What needs to be done
For every line in the data below that contains "nome", copy the line.

— Start The input —

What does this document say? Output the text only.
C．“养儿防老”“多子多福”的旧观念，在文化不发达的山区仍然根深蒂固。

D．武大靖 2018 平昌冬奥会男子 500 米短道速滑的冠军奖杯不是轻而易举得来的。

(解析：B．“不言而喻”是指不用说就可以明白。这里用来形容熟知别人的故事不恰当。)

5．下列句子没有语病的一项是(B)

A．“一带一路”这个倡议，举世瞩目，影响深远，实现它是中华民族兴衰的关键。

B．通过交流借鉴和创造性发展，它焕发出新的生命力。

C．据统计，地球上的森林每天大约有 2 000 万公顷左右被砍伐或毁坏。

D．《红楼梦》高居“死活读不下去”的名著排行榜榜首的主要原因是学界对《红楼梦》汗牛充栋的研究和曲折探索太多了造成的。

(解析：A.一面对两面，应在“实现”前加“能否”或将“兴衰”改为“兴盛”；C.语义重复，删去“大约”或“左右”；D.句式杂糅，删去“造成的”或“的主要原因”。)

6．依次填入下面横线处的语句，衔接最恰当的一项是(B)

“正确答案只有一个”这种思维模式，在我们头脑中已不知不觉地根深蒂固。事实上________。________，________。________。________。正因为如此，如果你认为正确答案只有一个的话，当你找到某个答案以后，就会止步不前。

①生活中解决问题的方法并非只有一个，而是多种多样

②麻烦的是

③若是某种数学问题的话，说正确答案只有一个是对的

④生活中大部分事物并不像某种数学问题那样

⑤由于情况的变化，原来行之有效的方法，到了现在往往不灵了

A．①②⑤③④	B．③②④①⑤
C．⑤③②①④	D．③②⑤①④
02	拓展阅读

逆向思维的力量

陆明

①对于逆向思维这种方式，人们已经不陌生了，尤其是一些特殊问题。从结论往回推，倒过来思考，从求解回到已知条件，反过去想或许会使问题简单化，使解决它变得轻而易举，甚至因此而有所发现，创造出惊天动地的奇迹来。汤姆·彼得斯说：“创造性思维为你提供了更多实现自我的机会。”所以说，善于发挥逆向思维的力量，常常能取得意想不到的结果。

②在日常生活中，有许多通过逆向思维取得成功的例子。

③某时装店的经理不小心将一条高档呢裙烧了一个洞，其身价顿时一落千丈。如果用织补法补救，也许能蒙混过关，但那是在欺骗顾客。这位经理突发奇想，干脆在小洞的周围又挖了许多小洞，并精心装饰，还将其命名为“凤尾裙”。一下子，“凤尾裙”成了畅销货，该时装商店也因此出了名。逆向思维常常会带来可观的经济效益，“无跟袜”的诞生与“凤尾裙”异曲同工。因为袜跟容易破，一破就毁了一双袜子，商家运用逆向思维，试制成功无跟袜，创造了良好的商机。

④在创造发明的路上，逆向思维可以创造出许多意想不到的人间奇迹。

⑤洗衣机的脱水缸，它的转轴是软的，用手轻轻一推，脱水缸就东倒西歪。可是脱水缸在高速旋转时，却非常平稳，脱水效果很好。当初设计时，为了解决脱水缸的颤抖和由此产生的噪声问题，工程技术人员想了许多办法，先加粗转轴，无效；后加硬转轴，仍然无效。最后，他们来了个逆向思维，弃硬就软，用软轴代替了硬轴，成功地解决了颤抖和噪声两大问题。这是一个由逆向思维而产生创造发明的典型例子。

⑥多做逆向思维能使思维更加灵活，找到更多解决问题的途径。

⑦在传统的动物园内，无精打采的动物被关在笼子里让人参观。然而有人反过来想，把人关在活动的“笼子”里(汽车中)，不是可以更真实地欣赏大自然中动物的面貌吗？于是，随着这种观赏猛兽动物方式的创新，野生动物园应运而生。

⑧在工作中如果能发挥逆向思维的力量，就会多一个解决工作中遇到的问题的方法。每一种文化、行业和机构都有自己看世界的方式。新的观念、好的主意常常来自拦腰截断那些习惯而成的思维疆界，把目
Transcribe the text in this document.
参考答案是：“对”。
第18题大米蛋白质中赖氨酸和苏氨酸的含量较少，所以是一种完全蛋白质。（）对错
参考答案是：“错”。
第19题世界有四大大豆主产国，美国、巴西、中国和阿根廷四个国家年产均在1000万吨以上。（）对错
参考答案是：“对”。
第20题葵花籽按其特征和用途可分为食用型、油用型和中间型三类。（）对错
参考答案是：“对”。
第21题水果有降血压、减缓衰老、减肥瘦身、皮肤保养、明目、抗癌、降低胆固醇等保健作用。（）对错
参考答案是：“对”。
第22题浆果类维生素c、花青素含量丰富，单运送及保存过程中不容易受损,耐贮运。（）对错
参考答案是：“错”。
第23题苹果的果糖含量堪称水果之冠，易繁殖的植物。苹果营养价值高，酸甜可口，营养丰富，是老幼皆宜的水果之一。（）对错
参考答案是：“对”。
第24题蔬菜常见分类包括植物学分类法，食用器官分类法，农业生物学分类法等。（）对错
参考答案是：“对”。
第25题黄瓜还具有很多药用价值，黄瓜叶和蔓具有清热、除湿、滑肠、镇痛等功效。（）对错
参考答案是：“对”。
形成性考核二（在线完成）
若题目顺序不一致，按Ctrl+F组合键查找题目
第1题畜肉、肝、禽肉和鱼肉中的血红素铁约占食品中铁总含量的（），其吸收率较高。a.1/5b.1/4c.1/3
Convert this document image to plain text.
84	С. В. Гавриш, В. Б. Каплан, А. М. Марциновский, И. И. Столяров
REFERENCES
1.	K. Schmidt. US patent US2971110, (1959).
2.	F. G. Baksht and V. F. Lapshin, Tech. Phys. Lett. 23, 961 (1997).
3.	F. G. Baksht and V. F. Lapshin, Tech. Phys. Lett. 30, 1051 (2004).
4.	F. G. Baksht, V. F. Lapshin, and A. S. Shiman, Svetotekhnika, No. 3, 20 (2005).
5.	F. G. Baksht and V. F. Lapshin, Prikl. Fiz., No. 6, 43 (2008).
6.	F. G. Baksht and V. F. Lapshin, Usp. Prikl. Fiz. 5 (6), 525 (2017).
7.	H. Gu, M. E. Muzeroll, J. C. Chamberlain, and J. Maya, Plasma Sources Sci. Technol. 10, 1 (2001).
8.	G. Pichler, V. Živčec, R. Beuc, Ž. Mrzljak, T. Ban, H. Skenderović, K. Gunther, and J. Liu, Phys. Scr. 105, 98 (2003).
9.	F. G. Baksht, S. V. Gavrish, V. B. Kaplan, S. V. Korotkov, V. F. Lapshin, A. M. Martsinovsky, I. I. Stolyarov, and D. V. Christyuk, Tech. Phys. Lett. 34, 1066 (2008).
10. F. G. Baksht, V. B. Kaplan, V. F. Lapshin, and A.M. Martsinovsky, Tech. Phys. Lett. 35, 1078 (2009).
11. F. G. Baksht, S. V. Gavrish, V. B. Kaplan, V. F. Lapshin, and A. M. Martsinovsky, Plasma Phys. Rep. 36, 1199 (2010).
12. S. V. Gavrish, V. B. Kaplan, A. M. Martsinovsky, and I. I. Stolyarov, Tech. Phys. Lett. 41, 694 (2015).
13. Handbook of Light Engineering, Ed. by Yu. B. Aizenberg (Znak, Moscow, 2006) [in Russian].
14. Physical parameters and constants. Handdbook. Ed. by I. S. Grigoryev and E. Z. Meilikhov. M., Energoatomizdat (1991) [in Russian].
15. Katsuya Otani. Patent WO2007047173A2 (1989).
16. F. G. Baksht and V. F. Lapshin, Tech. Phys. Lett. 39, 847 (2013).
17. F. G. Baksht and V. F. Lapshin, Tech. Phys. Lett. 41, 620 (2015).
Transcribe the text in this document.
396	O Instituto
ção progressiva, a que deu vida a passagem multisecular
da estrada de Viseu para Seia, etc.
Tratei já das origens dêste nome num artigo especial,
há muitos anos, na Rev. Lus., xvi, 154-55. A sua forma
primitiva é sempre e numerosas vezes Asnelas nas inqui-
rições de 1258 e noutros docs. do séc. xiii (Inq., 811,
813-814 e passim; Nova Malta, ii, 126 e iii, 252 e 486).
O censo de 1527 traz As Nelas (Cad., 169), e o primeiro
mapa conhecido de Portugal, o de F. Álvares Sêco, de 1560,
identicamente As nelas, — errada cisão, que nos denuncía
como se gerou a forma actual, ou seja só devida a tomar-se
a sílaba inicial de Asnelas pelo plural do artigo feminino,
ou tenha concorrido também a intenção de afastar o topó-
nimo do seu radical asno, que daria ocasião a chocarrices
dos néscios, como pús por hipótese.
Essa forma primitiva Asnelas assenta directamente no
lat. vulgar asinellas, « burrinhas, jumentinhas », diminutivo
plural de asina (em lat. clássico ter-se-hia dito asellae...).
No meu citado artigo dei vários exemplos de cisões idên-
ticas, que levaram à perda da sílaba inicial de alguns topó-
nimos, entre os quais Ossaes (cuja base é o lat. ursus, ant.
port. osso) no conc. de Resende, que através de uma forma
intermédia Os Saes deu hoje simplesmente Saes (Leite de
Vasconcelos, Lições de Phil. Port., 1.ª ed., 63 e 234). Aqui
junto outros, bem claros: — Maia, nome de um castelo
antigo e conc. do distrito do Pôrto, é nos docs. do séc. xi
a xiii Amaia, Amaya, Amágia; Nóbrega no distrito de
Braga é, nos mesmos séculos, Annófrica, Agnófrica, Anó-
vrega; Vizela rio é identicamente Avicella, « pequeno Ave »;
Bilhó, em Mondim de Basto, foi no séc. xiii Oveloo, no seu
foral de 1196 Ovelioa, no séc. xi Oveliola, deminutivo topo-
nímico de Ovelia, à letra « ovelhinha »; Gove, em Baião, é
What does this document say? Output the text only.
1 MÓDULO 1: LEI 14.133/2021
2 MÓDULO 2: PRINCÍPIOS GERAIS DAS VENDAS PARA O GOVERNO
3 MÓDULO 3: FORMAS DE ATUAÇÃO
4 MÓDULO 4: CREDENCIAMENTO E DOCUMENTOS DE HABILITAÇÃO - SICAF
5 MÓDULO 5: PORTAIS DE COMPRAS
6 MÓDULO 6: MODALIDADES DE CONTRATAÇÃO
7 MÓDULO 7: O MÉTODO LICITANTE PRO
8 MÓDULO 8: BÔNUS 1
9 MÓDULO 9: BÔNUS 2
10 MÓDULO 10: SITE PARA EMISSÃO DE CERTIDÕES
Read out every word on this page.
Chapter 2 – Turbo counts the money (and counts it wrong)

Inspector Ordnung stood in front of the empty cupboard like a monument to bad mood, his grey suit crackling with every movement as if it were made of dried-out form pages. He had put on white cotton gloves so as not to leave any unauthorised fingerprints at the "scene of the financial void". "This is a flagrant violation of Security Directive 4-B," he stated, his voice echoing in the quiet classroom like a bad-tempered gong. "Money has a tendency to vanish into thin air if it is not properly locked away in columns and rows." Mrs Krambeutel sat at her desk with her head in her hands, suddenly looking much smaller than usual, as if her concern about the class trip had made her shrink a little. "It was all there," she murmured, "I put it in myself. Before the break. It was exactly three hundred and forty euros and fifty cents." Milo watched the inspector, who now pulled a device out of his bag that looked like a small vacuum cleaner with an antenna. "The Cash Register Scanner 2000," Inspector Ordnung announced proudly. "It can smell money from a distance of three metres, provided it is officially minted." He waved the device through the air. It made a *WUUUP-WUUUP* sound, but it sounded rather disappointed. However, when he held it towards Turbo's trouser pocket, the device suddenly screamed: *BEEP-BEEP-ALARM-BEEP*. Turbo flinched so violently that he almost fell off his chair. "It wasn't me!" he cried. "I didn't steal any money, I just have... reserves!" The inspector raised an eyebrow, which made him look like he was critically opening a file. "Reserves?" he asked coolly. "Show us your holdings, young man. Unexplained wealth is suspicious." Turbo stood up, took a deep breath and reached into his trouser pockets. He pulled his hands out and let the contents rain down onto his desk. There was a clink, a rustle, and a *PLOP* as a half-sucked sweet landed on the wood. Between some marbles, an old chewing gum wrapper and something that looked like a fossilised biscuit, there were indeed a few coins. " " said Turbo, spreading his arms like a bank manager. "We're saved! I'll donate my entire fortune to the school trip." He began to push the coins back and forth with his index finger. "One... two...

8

— End The input —

Complete output
Tratei já das origens dêste nome num artigo especial,
junto outros, bem claros: — Maia, nome de um castelo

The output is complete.